_Given problem:_ Your task is to give the data again, exactly, with every line intact.

(Lines of data)
────

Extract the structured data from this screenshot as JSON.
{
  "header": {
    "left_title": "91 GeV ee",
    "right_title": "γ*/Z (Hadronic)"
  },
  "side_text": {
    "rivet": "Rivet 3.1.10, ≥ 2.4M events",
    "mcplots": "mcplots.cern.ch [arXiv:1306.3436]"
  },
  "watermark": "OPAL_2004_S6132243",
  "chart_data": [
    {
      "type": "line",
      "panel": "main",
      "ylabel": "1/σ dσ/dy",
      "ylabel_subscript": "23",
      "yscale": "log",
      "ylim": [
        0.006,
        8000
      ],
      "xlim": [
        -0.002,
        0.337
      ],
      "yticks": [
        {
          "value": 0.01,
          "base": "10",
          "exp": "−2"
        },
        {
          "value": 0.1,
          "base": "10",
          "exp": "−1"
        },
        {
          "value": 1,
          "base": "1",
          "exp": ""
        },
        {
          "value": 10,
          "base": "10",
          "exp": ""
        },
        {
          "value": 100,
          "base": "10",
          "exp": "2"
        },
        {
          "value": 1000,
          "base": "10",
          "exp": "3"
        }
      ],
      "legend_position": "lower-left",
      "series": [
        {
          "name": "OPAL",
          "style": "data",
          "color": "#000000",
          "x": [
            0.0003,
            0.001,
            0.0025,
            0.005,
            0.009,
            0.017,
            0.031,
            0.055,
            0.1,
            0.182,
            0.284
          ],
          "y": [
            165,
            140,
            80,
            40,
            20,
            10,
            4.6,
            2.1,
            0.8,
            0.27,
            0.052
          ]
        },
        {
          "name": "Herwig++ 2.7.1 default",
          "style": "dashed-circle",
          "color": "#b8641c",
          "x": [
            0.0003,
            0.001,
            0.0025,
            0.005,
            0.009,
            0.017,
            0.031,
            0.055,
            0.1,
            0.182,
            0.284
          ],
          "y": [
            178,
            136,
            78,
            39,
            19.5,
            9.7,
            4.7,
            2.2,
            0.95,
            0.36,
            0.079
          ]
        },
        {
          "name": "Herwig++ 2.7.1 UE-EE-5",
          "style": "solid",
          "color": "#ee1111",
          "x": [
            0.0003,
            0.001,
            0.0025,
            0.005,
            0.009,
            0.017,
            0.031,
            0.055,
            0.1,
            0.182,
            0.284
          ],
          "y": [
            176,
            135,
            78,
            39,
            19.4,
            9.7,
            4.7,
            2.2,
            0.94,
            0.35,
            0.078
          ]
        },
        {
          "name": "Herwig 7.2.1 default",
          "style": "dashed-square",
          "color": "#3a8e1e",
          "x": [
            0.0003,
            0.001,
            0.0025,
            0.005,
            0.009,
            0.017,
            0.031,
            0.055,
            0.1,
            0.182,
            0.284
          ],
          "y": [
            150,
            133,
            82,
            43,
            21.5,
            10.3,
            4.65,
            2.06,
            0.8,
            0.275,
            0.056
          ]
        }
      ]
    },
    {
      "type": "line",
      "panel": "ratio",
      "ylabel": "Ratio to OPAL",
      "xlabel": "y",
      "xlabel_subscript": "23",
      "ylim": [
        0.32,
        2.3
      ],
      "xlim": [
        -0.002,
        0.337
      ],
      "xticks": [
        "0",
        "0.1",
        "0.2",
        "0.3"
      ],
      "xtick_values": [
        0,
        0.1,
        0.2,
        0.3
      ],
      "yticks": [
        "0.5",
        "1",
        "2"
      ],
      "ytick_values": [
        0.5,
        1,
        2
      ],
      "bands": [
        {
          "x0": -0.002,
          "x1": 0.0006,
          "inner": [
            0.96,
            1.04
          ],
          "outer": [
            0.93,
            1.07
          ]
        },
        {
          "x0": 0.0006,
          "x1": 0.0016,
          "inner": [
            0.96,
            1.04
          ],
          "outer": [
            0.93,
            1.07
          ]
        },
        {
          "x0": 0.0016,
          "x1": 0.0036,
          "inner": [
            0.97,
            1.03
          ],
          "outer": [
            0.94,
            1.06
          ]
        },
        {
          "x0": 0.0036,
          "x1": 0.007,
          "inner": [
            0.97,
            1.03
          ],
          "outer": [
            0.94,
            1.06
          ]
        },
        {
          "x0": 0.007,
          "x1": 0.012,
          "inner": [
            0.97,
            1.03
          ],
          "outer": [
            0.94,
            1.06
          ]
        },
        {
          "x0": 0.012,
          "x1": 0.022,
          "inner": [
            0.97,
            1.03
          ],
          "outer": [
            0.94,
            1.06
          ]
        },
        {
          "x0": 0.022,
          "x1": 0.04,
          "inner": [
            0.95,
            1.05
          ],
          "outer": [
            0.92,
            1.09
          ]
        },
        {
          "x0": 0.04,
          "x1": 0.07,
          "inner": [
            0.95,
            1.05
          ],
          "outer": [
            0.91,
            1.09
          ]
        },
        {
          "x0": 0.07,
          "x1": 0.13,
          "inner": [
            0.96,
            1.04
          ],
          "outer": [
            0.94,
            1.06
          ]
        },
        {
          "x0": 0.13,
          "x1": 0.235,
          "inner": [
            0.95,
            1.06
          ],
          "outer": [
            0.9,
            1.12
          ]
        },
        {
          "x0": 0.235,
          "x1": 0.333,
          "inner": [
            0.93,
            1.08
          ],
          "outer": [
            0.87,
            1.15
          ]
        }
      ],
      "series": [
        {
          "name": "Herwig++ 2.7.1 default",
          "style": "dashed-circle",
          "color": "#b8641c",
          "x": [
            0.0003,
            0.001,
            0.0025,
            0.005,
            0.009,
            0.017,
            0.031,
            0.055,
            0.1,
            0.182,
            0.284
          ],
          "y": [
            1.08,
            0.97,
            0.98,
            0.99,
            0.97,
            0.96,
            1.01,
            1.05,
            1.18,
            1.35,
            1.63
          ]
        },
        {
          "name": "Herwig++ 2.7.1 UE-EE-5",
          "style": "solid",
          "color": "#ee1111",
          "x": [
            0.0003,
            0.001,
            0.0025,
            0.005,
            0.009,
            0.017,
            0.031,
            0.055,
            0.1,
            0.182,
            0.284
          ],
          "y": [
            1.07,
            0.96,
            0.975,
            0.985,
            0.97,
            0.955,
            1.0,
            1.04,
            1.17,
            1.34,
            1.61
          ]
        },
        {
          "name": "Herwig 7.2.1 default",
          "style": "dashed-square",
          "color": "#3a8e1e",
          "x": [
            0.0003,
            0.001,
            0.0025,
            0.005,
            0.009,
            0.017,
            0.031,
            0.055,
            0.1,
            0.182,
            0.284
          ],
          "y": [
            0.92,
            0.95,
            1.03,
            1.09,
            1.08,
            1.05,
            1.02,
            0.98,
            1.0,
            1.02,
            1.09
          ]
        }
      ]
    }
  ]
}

────

_Exercise output:_
Extract the structured data from this screenshot as JSON.
{
  "header": {
    "left_title": "91 GeV ee",
    "right_title": "γ*/Z (Hadronic)"
  },
  "side_text": {
    "rivet": "Rivet 3.1.10, ≥ 2.4M events",
    "mcplots": "mcplots.cern.ch [arXiv:1306.3436]"
  },
  "watermark": "OPAL_2004_S6132243",
  "chart_data": [
    {
      "type": "line",
      "panel": "main",
      "ylabel": "1/σ dσ/dy",
      "ylabel_subscript": "23",
      "yscale": "log",
      "ylim": [
        0.006,
        8000
      ],
      "xlim": [
        -0.002,
        0.337
      ],
      "yticks": [
        {
          "value": 0.01,
          "base": "10",
          "exp": "−2"
        },
        {
          "value": 0.1,
          "base": "10",
          "exp": "−1"
        },
        {
          "value": 1,
          "base": "1",
          "exp": ""
        },
        {
          "value": 10,
          "base": "10",
          "exp": ""
        },
        {
          "value": 100,
          "base": "10",
          "exp": "2"
        },
        {
          "value": 1000,
          "base": "10",
          "exp": "3"
        }
      ],
      "legend_position": "lower-left",
      "series": [
        {
          "name": "OPAL",
          "style": "data",
          "color": "#000000",
          "x": [
            0.0003,
            0.001,
            0.0025,
            0.005,
            0.009,
            0.017,
            0.031,
            0.055,
            0.1,
            0.182,
            0.284
          ],
          "y": [
            165,
            140,
            80,
            40,
            20,
            10,
            4.6,
            2.1,
            0.8,
            0.27,
            0.052
          ]
        },
        {
          "name": "Herwig++ 2.7.1 default",
          "style": "dashed-circle",
          "color": "#b8641c",
          "x": [
            0.0003,
            0.001,
            0.0025,
            0.005,
            0.009,
            0.017,
            0.031,
            0.055,
            0.1,
            0.182,
            0.284
          ],
          "y": [
            178,
            136,
            78,
            39,
            19.5,
            9.7,
            4.7,
            2.2,
            0.95,
            0.36,
            0.079
          ]
        },
        {
          "name": "Herwig++ 2.7.1 UE-EE-5",
          "style": "solid",
          "color": "#ee1111",
          "x": [
            0.0003,
            0.001,
            0.0025,
            0.005,
            0.009,
            0.017,
            0.031,
            0.055,
            0.1,
            0.182,
            0.284
          ],
          "y": [
            176,
            135,
            78,
            39,
            19.4,
            9.7,
            4.7,
            2.2,
            0.94,
            0.35,
            0.078
          ]
        },
        {
          "name": "Herwig 7.2.1 default",
          "style": "dashed-square",
          "color": "#3a8e1e",
          "x": [
            0.0003,
            0.001,
            0.0025,
            0.005,
            0.009,
            0.017,
            0.031,
            0.055,
            0.1,
            0.182,
            0.284
          ],
          "y": [
            150,
            133,
            82,
            43,
            21.5,
            10.3,
            4.65,
            2.06,
            0.8,
            0.275,
            0.056
          ]
        }
      ]
    },
    {
      "type": "line",
      "panel": "ratio",
      "ylabel": "Ratio to OPAL",
      "xlabel": "y",
      "xlabel_subscript": "23",
      "ylim": [
        0.32,
        2.3
      ],
      "xlim": [
        -0.002,
        0.337
      ],
      "xticks": [
        "0",
        "0.1",
        "0.2",
        "0.3"
      ],
      "xtick_values": [
        0,
        0.1,
        0.2,
        0.3
      ],
      "yticks": [
        "0.5",
        "1",
        "2"
      ],
      "ytick_values": [
        0.5,
        1,
        2
      ],
      "bands": [
        {
          "x0": -0.002,
          "x1": 0.0006,
          "inner": [
            0.96,
            1.04
          ],
          "outer": [
            0.93,
            1.07
          ]
        },
        {
          "x0": 0.0006,
          "x1": 0.0016,
          "inner": [
            0.96,
            1.04
          ],
          "outer": [
            0.93,
            1.07
          ]
        },
        {
          "x0": 0.0016,
          "x1": 0.0036,
          "inner": [
            0.97,
            1.03
          ],
          "outer": [
            0.94,
            1.06
          ]
        },
        {
          "x0": 0.0036,
          "x1": 0.007,
          "inner": [
            0.97,
            1.03
          ],
          "outer": [
            0.94,
            1.06
          ]
        },
        {
          "x0": 0.007,
          "x1": 0.012,
          "inner": [
            0.97,
            1.03
          ],
          "outer": [
            0.94,
            1.06
          ]
        },
        {
          "x0": 0.012,
          "x1": 0.022,
          "inner": [
            0.97,
            1.03
          ],
          "outer": [
            0.94,
            1.06
          ]
        },
        {
          "x0": 0.022,
          "x1": 0.04,
          "inner": [
            0.95,
            1.05
          ],
          "outer": [
            0.92,
            1.09
          ]
        },
        {
          "x0": 0.04,
          "x1": 0.07,
          "inner": [
            0.95,
            1.05
          ],
          "outer": [
            0.91,
            1.09
          ]
        },
        {
          "x0": 0.07,
          "x1": 0.13,
          "inner": [
            0.96,
            1.04
          ],
          "outer": [
            0.94,
            1.06
          ]
        },
        {
          "x0": 0.13,
          "x1": 0.235,
          "inner": [
            0.95,
            1.06
          ],
          "outer": [
            0.9,
            1.12
          ]
        },
        {
          "x0": 0.235,
          "x1": 0.333,
          "inner": [
            0.93,
            1.08
          ],
          "outer": [
            0.87,
            1.15
          ]
        }
      ],
      "series": [
        {
          "name": "Herwig++ 2.7.1 default",
          "style": "dashed-circle",
          "color": "#b8641c",
          "x": [
            0.0003,
            0.001,
            0.0025,
            0.005,
            0.009,
            0.017,
            0.031,
            0.055,
            0.1,
            0.182,
            0.284
          ],
          "y": [
            1.08,
            0.97,
            0.98,
            0.99,
            0.97,
            0.96,
            1.01,
            1.05,
            1.18,
            1.35,
            1.63
          ]
        },
        {
          "name": "Herwig++ 2.7.1 UE-EE-5",
          "style": "solid",
          "color": "#ee1111",
          "x": [
            0.0003,
            0.001,
            0.0025,
            0.005,
            0.009,
            0.017,
            0.031,
            0.055,
            0.1,
            0.182,
            0.284
          ],
          "y": [
            1.07,
            0.96,
            0.975,
            0.985,
            0.97,
            0.955,
            1.0,
            1.04,
            1.17,
            1.34,
            1.61
          ]
        },
        {
          "name": "Herwig 7.2.1 default",
          "style": "dashed-square",
          "color": "#3a8e1e",
          "x": [
            0.0003,
            0.001,
            0.0025,
            0.005,
            0.009,
            0.017,
            0.031,
            0.055,
            0.1,
            0.182,
            0.284
          ],
          "y": [
            0.92,
            0.95,
            1.03,
            1.09,
            1.08,
            1.05,
            1.02,
            0.98,
            1.0,
            1.02,
            1.09
          ]
        }
      ]
    }
  ]
}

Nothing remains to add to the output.